* **WORK INSTRUCTIONS**: Go through the lines below. Copy those with "Torelló".

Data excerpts
%%

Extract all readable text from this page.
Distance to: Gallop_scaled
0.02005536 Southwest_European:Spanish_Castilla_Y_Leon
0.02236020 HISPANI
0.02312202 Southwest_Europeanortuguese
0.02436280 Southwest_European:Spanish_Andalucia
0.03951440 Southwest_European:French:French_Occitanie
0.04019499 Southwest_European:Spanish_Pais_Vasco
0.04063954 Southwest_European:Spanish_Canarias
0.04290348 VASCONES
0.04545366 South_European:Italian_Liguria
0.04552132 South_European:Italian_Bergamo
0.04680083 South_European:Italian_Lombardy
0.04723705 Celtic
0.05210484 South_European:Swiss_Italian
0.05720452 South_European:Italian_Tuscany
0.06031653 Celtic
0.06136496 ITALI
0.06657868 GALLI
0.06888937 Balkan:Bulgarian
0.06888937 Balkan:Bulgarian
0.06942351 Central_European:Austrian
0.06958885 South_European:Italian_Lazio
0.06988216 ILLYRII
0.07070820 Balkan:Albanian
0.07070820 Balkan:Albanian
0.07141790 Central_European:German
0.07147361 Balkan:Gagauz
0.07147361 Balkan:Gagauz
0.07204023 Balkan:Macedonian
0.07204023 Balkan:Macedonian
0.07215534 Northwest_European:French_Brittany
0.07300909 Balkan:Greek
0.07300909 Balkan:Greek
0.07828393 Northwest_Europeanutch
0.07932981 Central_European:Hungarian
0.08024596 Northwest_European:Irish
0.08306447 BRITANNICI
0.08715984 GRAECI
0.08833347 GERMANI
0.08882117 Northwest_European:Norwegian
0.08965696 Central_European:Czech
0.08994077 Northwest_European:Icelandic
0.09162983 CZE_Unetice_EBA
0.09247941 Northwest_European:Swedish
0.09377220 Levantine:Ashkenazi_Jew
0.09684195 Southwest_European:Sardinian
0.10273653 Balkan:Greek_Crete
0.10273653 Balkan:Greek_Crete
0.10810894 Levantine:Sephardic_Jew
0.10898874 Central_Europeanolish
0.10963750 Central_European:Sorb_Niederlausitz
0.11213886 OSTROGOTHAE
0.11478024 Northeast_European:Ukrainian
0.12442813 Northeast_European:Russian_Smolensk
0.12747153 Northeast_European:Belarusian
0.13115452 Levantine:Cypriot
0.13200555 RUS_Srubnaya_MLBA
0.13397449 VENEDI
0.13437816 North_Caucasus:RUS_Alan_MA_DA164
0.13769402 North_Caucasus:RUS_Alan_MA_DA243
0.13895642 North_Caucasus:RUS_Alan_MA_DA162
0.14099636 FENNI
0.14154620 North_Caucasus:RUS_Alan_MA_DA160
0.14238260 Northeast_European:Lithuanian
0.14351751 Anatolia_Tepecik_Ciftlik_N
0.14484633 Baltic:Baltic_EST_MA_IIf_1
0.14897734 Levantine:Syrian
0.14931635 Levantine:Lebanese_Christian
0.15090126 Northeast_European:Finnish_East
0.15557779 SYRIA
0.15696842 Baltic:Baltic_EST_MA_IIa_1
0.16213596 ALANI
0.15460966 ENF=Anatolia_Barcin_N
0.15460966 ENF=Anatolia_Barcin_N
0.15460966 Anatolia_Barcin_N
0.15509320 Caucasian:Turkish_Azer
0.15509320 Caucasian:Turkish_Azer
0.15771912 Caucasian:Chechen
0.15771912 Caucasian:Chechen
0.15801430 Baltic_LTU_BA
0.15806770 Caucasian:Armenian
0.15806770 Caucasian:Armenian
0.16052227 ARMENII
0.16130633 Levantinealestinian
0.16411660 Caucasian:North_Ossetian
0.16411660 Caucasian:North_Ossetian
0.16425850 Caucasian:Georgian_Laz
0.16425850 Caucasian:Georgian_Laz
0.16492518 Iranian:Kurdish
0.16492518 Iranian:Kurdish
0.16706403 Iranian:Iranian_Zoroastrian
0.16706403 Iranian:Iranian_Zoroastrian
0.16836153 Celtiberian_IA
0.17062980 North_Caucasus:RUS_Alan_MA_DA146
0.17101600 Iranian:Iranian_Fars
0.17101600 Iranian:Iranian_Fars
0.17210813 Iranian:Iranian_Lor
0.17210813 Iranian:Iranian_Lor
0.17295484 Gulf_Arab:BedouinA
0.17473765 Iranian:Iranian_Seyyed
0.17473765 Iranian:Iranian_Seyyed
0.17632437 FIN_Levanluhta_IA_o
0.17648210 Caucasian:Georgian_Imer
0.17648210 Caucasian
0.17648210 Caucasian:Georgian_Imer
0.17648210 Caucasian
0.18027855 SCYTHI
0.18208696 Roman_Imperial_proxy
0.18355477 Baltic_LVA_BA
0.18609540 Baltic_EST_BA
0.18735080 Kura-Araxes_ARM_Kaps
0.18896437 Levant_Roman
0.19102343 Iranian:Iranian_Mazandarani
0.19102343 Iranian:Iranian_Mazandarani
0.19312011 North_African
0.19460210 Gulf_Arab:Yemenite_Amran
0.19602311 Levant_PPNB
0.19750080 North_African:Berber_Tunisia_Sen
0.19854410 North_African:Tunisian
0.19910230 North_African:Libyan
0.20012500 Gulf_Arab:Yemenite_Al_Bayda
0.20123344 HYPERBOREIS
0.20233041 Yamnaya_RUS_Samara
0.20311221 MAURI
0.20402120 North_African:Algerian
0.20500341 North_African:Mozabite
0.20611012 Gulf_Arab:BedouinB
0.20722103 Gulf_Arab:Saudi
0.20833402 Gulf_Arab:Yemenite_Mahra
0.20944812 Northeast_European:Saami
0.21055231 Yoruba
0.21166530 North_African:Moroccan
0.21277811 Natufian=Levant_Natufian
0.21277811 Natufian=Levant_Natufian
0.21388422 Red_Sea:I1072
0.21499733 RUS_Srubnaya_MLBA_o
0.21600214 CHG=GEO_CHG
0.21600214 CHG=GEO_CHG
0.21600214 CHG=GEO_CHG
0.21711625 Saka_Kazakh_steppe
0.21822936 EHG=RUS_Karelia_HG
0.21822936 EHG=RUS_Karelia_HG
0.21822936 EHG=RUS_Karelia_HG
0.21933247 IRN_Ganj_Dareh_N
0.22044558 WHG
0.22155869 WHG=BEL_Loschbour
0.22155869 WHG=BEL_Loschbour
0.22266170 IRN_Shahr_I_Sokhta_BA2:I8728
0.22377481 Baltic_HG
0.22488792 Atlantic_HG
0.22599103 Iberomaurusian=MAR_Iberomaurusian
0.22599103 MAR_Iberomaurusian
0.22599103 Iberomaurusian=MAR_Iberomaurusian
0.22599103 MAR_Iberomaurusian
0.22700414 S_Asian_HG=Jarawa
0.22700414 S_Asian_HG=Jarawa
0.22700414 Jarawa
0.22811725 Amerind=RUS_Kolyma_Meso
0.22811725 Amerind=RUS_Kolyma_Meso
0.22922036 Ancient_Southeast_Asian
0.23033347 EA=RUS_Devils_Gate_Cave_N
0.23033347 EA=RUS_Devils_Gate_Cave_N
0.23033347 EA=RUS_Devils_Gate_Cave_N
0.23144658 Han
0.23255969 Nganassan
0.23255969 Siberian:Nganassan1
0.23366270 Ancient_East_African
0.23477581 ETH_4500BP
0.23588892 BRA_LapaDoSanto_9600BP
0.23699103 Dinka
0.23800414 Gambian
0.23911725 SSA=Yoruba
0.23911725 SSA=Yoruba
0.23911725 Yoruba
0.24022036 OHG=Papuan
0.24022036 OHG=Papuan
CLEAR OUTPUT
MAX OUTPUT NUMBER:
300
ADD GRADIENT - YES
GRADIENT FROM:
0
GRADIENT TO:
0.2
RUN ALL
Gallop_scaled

%%
%%

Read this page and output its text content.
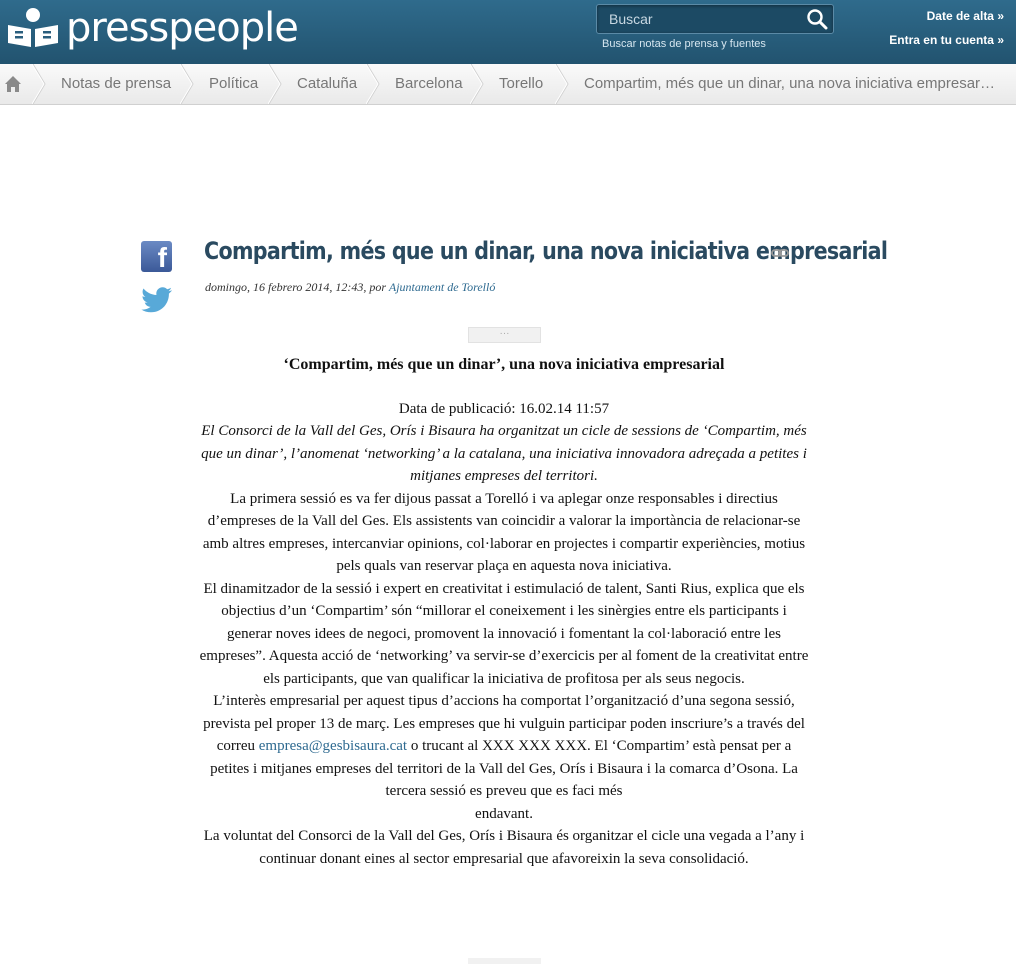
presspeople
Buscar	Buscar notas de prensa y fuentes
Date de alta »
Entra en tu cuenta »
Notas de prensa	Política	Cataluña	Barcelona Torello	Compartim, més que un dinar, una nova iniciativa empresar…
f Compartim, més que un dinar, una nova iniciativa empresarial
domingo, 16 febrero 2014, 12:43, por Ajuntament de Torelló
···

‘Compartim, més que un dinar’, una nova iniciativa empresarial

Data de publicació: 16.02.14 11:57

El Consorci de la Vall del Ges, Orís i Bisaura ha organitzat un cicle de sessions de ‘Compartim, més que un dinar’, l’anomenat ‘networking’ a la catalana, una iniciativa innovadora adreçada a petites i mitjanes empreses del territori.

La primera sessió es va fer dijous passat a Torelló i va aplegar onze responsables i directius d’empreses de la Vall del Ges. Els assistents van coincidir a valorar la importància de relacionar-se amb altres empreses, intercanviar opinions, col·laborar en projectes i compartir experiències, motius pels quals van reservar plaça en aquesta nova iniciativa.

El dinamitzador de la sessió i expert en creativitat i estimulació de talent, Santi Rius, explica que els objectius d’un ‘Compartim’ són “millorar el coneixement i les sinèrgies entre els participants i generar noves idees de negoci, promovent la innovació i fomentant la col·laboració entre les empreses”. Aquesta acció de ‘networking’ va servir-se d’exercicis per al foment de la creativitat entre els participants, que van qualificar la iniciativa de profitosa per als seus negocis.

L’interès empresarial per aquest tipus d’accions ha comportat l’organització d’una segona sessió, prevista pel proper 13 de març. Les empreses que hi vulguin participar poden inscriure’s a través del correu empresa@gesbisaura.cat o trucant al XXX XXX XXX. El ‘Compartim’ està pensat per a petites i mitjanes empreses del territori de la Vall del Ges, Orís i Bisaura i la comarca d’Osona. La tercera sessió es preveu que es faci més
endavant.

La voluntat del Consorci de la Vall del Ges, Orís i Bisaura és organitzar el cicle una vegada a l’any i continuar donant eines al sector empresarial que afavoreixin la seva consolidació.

%%

* **RESPONSE FOR THIS EXERCISE**:
domingo, 16 febrero 2014, 12:43, por Ajuntament de Torelló
La primera sessió es va fer dijous passat a Torelló i va aplegar onze responsables i directius d’empreses de la Vall del Ges. Els assistents van coincidir a valorar la importància de relacionar-se amb altres empreses, intercanviar opinions, col·laborar en projectes i compartir experiències, motius pels quals van reservar plaça en aquesta nova iniciativa.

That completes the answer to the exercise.